Task prompt -
Go through the data below. Pull out every line that has the word "considered".

Data section -
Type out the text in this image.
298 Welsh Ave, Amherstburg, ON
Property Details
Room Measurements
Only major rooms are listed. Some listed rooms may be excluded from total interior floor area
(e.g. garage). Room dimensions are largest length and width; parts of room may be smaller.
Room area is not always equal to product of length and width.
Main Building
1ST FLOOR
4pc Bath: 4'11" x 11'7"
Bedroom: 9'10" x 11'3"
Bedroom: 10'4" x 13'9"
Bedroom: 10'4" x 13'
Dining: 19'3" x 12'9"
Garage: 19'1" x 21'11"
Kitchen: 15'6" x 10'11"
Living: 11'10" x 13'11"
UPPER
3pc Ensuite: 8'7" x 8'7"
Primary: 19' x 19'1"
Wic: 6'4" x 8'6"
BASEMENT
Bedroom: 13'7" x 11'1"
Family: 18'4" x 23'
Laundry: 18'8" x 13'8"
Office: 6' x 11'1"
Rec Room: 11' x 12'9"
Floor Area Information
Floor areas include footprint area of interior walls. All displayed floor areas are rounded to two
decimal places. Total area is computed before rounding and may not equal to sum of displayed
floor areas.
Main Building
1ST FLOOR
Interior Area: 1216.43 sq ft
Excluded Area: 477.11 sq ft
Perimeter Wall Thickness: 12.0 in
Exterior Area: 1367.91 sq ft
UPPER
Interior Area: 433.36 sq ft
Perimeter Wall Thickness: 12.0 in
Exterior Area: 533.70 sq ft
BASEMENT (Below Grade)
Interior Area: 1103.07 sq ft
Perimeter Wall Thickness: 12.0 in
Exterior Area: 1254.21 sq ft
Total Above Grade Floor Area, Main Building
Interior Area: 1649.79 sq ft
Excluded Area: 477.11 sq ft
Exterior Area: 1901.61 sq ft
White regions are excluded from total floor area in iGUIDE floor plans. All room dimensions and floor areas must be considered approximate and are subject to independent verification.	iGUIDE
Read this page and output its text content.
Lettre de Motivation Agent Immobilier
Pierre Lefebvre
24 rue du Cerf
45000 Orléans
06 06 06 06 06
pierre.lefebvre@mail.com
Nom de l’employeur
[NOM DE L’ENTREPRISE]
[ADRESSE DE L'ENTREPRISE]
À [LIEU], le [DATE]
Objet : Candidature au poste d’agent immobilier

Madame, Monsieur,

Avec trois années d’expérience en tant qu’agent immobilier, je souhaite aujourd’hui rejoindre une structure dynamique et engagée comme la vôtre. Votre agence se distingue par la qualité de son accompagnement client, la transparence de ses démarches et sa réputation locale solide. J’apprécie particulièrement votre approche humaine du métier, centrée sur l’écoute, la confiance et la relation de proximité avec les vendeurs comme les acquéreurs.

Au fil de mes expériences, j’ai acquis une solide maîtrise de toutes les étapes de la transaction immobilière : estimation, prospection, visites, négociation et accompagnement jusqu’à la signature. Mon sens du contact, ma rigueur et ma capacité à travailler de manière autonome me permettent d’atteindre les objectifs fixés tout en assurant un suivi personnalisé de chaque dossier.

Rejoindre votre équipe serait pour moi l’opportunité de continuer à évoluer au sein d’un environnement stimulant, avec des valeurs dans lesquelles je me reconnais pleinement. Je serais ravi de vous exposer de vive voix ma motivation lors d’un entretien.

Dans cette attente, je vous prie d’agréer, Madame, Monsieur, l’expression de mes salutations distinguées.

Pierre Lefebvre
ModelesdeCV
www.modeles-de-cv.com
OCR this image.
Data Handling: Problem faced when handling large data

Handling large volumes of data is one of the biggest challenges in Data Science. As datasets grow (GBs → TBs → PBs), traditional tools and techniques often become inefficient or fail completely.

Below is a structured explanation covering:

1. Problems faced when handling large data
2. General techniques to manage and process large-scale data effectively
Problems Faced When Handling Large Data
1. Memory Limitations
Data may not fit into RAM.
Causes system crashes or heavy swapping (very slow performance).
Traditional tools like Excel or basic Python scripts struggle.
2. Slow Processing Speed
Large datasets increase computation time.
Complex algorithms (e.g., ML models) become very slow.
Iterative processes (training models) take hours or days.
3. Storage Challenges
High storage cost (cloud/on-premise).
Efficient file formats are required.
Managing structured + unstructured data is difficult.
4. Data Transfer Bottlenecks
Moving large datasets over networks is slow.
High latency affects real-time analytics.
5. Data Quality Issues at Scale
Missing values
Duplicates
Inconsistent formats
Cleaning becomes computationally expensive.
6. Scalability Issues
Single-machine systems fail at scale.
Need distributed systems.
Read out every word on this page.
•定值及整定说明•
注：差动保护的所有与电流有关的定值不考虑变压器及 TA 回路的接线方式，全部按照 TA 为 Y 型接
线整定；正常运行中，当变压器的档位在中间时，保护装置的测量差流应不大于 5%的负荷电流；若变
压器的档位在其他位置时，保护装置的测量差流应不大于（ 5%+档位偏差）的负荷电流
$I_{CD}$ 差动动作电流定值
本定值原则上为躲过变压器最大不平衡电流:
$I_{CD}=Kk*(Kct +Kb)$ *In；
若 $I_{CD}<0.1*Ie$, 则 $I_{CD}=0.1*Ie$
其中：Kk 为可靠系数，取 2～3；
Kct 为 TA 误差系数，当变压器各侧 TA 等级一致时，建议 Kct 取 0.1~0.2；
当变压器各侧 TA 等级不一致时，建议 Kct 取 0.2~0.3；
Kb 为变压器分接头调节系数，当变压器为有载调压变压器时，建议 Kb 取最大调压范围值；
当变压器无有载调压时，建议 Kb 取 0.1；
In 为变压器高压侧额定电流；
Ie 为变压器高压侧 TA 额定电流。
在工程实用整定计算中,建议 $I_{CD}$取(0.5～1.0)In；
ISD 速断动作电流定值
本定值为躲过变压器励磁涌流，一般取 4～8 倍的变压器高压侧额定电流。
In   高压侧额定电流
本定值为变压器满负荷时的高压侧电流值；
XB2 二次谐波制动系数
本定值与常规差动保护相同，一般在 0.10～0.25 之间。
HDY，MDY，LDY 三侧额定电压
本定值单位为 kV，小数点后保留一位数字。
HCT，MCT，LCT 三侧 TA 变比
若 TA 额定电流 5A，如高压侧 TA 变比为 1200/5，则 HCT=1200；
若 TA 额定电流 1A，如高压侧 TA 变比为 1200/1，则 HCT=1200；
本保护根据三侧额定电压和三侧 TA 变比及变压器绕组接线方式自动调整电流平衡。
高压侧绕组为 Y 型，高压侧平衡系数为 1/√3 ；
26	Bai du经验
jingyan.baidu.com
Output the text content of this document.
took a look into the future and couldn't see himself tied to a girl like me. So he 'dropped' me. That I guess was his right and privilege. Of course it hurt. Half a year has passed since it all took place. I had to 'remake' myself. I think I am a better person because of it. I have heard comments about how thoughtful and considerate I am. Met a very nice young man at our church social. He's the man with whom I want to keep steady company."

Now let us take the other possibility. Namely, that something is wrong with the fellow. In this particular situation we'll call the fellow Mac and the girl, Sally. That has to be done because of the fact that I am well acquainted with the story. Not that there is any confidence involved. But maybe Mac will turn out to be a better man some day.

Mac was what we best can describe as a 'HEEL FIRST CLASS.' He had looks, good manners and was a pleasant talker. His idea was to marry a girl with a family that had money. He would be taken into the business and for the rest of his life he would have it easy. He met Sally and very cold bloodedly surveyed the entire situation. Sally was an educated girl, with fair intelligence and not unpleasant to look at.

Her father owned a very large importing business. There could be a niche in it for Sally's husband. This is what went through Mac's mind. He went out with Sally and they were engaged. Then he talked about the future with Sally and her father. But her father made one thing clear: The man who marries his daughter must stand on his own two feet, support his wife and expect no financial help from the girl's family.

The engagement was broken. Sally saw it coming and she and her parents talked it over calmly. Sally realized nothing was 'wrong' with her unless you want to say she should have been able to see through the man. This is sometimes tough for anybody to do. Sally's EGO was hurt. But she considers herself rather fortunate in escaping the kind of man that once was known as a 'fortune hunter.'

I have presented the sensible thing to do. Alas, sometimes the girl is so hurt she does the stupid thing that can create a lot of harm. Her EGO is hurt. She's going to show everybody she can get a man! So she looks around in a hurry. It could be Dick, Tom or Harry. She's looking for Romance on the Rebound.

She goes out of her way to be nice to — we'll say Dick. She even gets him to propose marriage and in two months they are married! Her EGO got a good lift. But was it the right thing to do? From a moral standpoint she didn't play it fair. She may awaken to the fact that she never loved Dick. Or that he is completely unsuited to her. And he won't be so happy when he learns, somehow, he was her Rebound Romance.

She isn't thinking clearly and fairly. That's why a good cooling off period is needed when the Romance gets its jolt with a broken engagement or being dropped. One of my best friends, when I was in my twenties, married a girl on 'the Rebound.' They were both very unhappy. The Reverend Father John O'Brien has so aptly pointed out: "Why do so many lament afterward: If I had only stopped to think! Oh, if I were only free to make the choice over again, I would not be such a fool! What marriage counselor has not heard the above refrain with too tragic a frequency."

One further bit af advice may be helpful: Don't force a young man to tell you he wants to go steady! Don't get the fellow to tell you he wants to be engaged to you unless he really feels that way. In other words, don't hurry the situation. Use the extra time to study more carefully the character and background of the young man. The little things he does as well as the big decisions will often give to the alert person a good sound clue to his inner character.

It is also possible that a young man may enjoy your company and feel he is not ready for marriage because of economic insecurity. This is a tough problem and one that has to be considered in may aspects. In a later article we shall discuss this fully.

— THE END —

Completed exercise -
White regions are excluded from total floor area in iGUIDE floor plans. All room dimensions and floor areas must be considered approximate and are subject to independent verification.	iGUIDE
It is also possible that a young man may enjoy your company and feel he is not ready for marriage because of economic insecurity. This is a tough problem and one that has to be considered in may aspects. In a later article we shall discuss this fully.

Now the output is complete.